# [PROBLEM DESCRIPTION]
Look below for the line containing "Output a JSON", then write out that line and every line after it to the end, exactly, minus the pictures.

# [INFORMATION SUPPLIED]
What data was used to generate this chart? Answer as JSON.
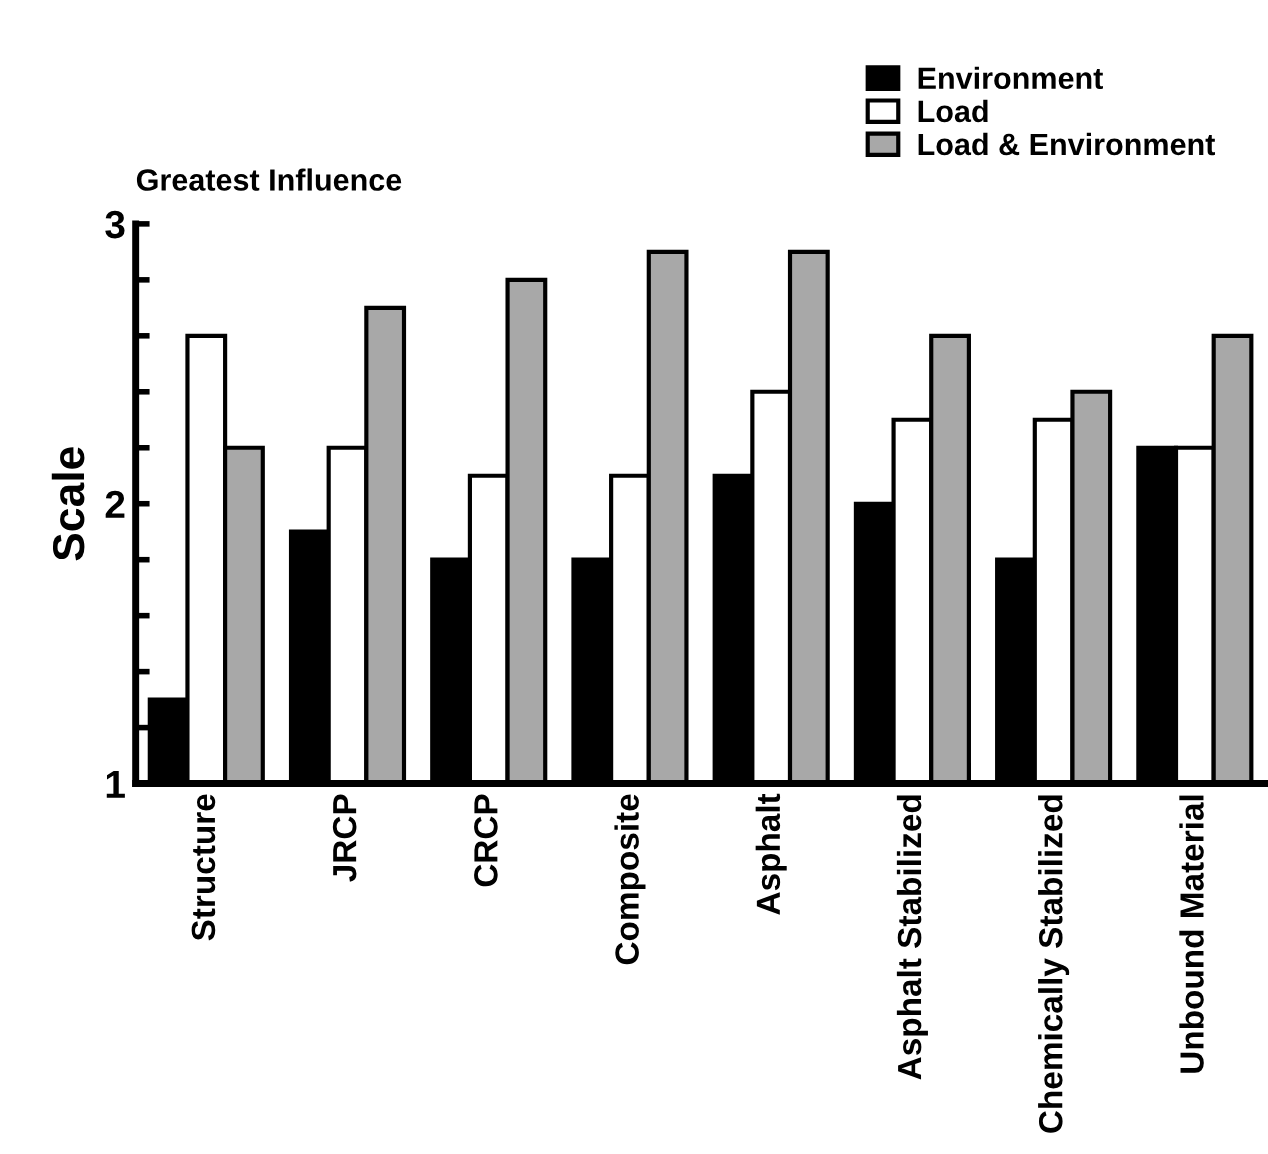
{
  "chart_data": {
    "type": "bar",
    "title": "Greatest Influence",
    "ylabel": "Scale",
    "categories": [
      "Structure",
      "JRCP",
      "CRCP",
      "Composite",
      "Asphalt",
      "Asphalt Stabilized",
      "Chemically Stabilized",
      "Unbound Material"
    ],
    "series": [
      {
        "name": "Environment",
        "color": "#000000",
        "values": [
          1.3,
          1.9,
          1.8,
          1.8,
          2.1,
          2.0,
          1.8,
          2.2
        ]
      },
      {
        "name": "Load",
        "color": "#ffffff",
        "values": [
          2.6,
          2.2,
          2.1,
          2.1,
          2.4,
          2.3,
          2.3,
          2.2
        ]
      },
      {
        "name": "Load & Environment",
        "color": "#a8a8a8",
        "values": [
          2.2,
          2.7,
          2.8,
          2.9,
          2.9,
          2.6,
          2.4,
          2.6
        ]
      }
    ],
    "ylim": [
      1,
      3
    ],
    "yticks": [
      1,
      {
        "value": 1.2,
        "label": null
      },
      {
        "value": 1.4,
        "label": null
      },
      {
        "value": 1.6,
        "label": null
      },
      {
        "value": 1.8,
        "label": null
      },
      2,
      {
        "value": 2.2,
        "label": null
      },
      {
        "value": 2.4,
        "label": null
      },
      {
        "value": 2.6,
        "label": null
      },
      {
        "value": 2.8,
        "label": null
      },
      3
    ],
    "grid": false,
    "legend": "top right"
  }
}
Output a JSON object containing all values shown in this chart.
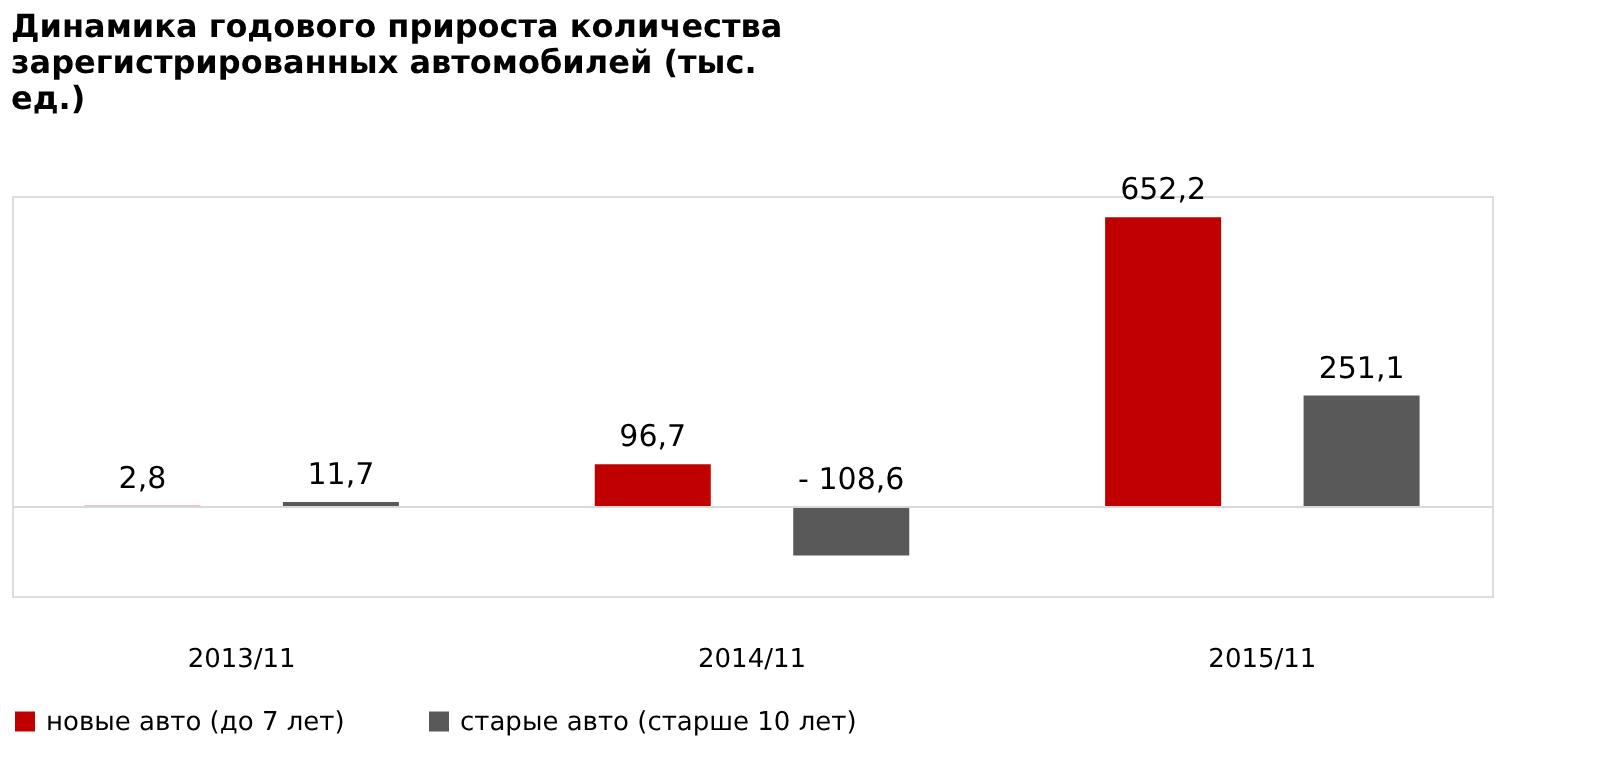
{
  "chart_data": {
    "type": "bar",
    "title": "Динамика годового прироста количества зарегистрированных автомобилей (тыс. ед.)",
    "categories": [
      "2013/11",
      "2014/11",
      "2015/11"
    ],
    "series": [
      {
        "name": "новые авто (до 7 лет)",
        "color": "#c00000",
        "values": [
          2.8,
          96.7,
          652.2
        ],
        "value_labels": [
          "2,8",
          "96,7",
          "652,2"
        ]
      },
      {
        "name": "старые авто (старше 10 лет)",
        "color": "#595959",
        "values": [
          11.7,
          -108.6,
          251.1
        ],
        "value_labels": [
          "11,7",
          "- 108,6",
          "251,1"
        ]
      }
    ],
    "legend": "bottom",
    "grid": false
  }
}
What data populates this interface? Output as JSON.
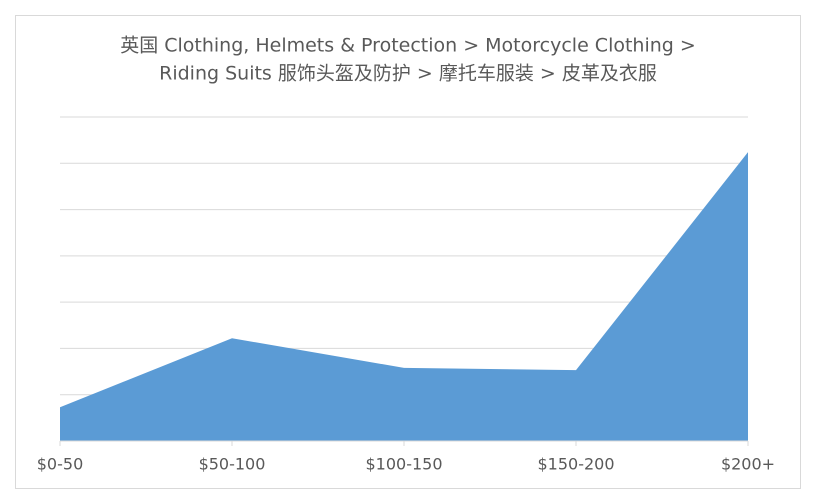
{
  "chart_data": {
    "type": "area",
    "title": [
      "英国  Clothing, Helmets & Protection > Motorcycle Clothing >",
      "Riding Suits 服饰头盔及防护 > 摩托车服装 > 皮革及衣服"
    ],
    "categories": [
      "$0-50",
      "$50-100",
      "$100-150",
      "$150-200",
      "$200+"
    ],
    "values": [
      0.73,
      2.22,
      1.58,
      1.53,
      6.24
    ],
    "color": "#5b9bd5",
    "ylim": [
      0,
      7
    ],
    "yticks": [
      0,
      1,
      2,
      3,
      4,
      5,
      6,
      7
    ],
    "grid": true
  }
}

# [ANSWER IN FULL]
Output a JSON object containing all values shown in this chart.
{
  "chart_data": {
    "type": "bar",
    "title": "Динамика годового прироста количества зарегистрированных автомобилей (тыс. ед.)",
    "categories": [
      "2013/11",
      "2014/11",
      "2015/11"
    ],
    "series": [
      {
        "name": "новые авто (до 7 лет)",
        "color": "#c00000",
        "values": [
          2.8,
          96.7,
          652.2
        ],
        "value_labels": [
          "2,8",
          "96,7",
          "652,2"
        ]
      },
      {
        "name": "старые авто (старше 10 лет)",
        "color": "#595959",
        "values": [
          11.7,
          -108.6,
          251.1
        ],
        "value_labels": [
          "11,7",
          "- 108,6",
          "251,1"
        ]
      }
    ],
    "legend": "bottom",
    "grid": false
  }
}
What data populates this interface? Output as JSON.
{
  "chart_data": {
    "type": "area",
    "title": [
      "英国  Clothing, Helmets & Protection > Motorcycle Clothing >",
      "Riding Suits 服饰头盔及防护 > 摩托车服装 > 皮革及衣服"
    ],
    "categories": [
      "$0-50",
      "$50-100",
      "$100-150",
      "$150-200",
      "$200+"
    ],
    "values": [
      0.73,
      2.22,
      1.58,
      1.53,
      6.24
    ],
    "color": "#5b9bd5",
    "ylim": [
      0,
      7
    ],
    "yticks": [
      0,
      1,
      2,
      3,
      4,
      5,
      6,
      7
    ],
    "grid": true
  }
}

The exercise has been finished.